YOUR GOAL:
Write out each line exactly as given. Leave the pictures out of your copy.

___ SUPPLIED MATERIAL

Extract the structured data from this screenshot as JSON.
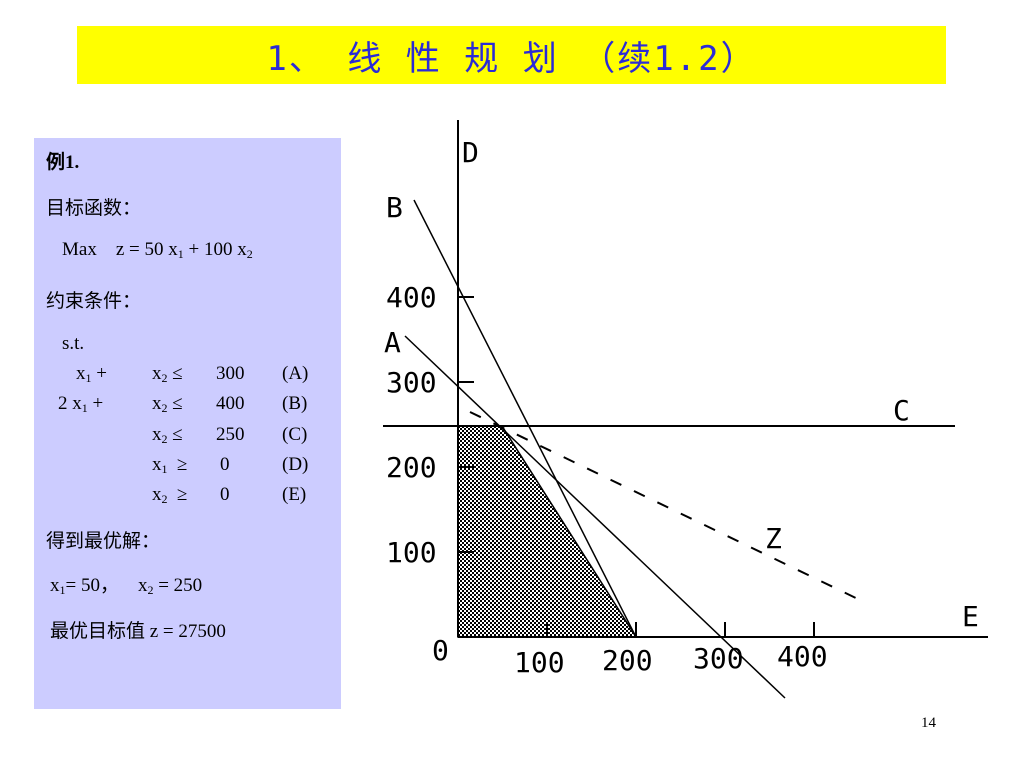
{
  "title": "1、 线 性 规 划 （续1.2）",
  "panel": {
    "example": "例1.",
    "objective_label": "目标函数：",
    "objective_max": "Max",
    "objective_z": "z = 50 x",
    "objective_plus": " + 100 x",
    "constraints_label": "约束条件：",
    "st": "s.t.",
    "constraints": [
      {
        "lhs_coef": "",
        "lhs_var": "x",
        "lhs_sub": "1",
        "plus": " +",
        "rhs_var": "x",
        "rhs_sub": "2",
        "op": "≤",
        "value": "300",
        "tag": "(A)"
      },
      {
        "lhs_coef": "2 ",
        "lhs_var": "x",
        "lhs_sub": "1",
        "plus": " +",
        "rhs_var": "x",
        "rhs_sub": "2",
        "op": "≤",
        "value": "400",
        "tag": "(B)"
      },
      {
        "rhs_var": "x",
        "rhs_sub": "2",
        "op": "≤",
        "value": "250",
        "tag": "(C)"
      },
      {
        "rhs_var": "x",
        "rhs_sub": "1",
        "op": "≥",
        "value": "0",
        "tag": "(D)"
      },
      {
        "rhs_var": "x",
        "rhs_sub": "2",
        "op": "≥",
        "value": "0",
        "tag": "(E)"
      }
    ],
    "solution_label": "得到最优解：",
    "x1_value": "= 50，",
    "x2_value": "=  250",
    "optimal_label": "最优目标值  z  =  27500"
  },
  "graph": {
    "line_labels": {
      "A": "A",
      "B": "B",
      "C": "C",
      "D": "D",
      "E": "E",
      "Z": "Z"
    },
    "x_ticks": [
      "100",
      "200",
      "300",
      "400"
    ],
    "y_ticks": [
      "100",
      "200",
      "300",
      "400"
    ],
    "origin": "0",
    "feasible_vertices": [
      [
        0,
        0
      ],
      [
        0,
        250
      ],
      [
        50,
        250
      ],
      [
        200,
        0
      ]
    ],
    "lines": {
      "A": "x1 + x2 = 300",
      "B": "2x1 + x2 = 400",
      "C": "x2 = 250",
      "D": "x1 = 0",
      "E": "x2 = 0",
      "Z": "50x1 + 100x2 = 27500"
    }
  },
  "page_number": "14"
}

______

FINISHED EXERCISE:
Extract the structured data from this screenshot as JSON.
{
  "title": "1、 线 性 规 划 （续1.2）",
  "panel": {
    "example": "例1.",
    "objective_label": "目标函数：",
    "objective_max": "Max",
    "objective_z": "z = 50 x",
    "objective_plus": " + 100 x",
    "constraints_label": "约束条件：",
    "st": "s.t.",
    "constraints": [
      {
        "lhs_coef": "",
        "lhs_var": "x",
        "lhs_sub": "1",
        "plus": " +",
        "rhs_var": "x",
        "rhs_sub": "2",
        "op": "≤",
        "value": "300",
        "tag": "(A)"
      },
      {
        "lhs_coef": "2 ",
        "lhs_var": "x",
        "lhs_sub": "1",
        "plus": " +",
        "rhs_var": "x",
        "rhs_sub": "2",
        "op": "≤",
        "value": "400",
        "tag": "(B)"
      },
      {
        "rhs_var": "x",
        "rhs_sub": "2",
        "op": "≤",
        "value": "250",
        "tag": "(C)"
      },
      {
        "rhs_var": "x",
        "rhs_sub": "1",
        "op": "≥",
        "value": "0",
        "tag": "(D)"
      },
      {
        "rhs_var": "x",
        "rhs_sub": "2",
        "op": "≥",
        "value": "0",
        "tag": "(E)"
      }
    ],
    "solution_label": "得到最优解：",
    "x1_value": "= 50，",
    "x2_value": "=  250",
    "optimal_label": "最优目标值  z  =  27500"
  },
  "graph": {
    "line_labels": {
      "A": "A",
      "B": "B",
      "C": "C",
      "D": "D",
      "E": "E",
      "Z": "Z"
    },
    "x_ticks": [
      "100",
      "200",
      "300",
      "400"
    ],
    "y_ticks": [
      "100",
      "200",
      "300",
      "400"
    ],
    "origin": "0",
    "feasible_vertices": [
      [
        0,
        0
      ],
      [
        0,
        250
      ],
      [
        50,
        250
      ],
      [
        200,
        0
      ]
    ],
    "lines": {
      "A": "x1 + x2 = 300",
      "B": "2x1 + x2 = 400",
      "C": "x2 = 250",
      "D": "x1 = 0",
      "E": "x2 = 0",
      "Z": "50x1 + 100x2 = 27500"
    }
  },
  "page_number": "14"
}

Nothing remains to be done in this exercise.